-- Exercise brief --
Every record that follows should be printed verbatim.

>>>

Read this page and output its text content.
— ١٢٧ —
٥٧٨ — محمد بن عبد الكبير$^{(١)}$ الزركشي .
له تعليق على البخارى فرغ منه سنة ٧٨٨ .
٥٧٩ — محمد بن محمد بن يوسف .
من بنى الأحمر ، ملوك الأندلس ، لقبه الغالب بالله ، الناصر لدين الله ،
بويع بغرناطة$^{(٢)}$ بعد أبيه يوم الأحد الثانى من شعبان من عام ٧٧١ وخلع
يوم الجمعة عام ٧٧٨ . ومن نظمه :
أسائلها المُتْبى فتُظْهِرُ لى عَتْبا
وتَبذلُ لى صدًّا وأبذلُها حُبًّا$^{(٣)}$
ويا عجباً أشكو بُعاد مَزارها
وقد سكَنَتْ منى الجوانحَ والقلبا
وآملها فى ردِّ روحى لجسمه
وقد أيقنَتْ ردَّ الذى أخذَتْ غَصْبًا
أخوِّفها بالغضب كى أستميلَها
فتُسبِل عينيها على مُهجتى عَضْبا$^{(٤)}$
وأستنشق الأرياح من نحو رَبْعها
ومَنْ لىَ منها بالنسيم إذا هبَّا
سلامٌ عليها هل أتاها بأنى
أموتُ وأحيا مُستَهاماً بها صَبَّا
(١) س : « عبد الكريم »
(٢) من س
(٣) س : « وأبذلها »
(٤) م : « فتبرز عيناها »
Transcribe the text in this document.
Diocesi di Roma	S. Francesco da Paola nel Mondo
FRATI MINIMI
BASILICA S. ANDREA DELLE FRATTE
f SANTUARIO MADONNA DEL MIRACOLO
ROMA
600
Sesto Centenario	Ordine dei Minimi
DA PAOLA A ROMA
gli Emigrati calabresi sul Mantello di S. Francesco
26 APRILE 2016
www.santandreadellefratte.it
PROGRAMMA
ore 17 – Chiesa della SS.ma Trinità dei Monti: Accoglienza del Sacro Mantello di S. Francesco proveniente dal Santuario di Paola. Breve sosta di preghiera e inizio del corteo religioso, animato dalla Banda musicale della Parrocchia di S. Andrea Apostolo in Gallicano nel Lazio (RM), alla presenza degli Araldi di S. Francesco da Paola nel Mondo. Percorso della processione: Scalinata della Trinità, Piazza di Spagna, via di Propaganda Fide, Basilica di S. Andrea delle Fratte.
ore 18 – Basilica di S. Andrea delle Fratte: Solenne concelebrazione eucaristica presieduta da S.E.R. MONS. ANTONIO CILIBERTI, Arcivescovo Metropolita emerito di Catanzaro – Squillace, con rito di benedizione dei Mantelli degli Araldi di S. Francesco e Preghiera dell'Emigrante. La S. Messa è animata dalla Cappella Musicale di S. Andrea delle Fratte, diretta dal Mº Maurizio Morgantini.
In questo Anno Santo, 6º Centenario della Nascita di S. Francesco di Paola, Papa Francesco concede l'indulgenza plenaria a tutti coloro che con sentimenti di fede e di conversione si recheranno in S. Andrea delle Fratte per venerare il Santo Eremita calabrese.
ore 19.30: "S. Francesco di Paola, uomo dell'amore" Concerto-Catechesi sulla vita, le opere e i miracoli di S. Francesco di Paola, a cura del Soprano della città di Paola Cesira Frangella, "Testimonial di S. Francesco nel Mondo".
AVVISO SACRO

<<<

-- Solution for this exercise --
Read this page and output its text content.
— ١٢٧ —
٥٧٨ — محمد بن عبد الكبير$^{(١)}$ الزركشي .
له تعليق على البخارى فرغ منه سنة ٧٨٨ .
٥٧٩ — محمد بن محمد بن يوسف .
من بنى الأحمر ، ملوك الأندلس ، لقبه الغالب بالله ، الناصر لدين الله ،
بويع بغرناطة$^{(٢)}$ بعد أبيه يوم الأحد الثانى من شعبان من عام ٧٧١ وخلع
يوم الجمعة عام ٧٧٨ . ومن نظمه :
أسائلها المُتْبى فتُظْهِرُ لى عَتْبا
وتَبذلُ لى صدًّا وأبذلُها حُبًّا$^{(٣)}$
ويا عجباً أشكو بُعاد مَزارها
وقد سكَنَتْ منى الجوانحَ والقلبا
وآملها فى ردِّ روحى لجسمه
وقد أيقنَتْ ردَّ الذى أخذَتْ غَصْبًا
أخوِّفها بالغضب كى أستميلَها
فتُسبِل عينيها على مُهجتى عَضْبا$^{(٤)}$
وأستنشق الأرياح من نحو رَبْعها
ومَنْ لىَ منها بالنسيم إذا هبَّا
سلامٌ عليها هل أتاها بأنى
أموتُ وأحيا مُستَهاماً بها صَبَّا
(١) س : « عبد الكريم »
(٢) من س
(٣) س : « وأبذلها »
(٤) م : « فتبرز عيناها »
Transcribe the text in this document.
Diocesi di Roma	S. Francesco da Paola nel Mondo
FRATI MINIMI
BASILICA S. ANDREA DELLE FRATTE
f SANTUARIO MADONNA DEL MIRACOLO
ROMA
600
Sesto Centenario	Ordine dei Minimi
DA PAOLA A ROMA
gli Emigrati calabresi sul Mantello di S. Francesco
26 APRILE 2016
www.santandreadellefratte.it
PROGRAMMA
ore 17 – Chiesa della SS.ma Trinità dei Monti: Accoglienza del Sacro Mantello di S. Francesco proveniente dal Santuario di Paola. Breve sosta di preghiera e inizio del corteo religioso, animato dalla Banda musicale della Parrocchia di S. Andrea Apostolo in Gallicano nel Lazio (RM), alla presenza degli Araldi di S. Francesco da Paola nel Mondo. Percorso della processione: Scalinata della Trinità, Piazza di Spagna, via di Propaganda Fide, Basilica di S. Andrea delle Fratte.
ore 18 – Basilica di S. Andrea delle Fratte: Solenne concelebrazione eucaristica presieduta da S.E.R. MONS. ANTONIO CILIBERTI, Arcivescovo Metropolita emerito di Catanzaro – Squillace, con rito di benedizione dei Mantelli degli Araldi di S. Francesco e Preghiera dell'Emigrante. La S. Messa è animata dalla Cappella Musicale di S. Andrea delle Fratte, diretta dal Mº Maurizio Morgantini.
In questo Anno Santo, 6º Centenario della Nascita di S. Francesco di Paola, Papa Francesco concede l'indulgenza plenaria a tutti coloro che con sentimenti di fede e di conversione si recheranno in S. Andrea delle Fratte per venerare il Santo Eremita calabrese.
ore 19.30: "S. Francesco di Paola, uomo dell'amore" Concerto-Catechesi sulla vita, le opere e i miracoli di S. Francesco di Paola, a cura del Soprano della città di Paola Cesira Frangella, "Testimonial di S. Francesco nel Mondo".
AVVISO SACRO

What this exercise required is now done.